▶ [SUPPLIED RECORDS]
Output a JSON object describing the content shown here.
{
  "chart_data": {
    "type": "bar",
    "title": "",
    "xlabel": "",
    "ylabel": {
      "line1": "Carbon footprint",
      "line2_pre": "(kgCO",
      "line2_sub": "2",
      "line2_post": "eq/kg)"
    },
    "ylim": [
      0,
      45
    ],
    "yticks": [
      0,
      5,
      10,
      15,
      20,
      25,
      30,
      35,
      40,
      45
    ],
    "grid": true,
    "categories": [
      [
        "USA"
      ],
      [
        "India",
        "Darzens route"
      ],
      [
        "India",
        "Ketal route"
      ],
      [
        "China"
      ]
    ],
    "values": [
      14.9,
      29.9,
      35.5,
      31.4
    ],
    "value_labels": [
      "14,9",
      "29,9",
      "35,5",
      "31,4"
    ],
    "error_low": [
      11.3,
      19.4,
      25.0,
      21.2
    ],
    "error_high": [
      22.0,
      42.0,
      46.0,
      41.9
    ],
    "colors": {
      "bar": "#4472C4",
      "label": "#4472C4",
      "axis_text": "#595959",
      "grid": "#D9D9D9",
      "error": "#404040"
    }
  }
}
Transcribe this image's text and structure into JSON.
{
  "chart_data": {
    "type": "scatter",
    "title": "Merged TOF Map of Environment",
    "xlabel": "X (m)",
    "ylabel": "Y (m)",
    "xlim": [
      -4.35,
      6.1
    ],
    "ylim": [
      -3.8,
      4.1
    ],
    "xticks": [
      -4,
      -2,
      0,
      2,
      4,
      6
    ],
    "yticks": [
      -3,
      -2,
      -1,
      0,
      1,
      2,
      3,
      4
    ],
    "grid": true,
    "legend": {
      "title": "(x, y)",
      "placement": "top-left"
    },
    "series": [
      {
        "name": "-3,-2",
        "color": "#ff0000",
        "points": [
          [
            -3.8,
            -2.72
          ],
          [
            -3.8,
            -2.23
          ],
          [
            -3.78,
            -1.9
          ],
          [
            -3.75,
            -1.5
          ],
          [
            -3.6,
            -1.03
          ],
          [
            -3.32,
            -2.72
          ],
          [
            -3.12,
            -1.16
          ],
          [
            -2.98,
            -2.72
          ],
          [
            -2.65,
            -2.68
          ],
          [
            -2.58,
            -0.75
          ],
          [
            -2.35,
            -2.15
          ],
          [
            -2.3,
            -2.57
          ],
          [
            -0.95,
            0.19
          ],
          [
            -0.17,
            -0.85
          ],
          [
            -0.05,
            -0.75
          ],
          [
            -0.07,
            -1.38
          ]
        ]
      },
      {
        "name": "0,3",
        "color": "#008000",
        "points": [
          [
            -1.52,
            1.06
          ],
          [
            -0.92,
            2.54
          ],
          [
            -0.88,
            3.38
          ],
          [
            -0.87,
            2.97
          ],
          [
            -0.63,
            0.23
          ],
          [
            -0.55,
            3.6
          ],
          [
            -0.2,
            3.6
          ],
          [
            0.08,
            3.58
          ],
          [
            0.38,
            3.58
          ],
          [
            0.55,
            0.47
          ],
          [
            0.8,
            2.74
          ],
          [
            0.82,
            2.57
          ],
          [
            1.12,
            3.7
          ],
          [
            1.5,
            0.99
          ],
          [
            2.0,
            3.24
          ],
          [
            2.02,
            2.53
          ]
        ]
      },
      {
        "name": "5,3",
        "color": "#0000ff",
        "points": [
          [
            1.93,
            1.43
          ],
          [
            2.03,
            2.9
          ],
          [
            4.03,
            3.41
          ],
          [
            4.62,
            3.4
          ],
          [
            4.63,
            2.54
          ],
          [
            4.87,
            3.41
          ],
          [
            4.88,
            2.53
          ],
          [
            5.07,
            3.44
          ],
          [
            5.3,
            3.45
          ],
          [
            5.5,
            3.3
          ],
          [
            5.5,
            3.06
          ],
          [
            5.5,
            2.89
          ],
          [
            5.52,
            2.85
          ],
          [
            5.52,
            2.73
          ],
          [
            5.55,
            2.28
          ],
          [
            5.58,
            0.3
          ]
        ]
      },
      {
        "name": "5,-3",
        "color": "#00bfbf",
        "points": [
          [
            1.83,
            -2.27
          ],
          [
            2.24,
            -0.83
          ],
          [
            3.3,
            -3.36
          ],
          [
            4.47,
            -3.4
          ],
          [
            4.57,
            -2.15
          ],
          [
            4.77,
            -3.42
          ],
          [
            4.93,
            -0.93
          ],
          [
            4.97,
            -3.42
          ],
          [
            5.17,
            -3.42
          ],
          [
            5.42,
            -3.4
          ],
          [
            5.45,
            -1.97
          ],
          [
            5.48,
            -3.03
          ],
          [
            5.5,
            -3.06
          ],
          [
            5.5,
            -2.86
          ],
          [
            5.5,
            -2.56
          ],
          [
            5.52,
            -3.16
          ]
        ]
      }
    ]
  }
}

▶ [TO DO] Copy the lines from the entries above in which the word "JSON" appears.

▶ [SOLUTION FOR THIS TASK]
Output a JSON object describing the content shown here.
Transcribe this image's text and structure into JSON.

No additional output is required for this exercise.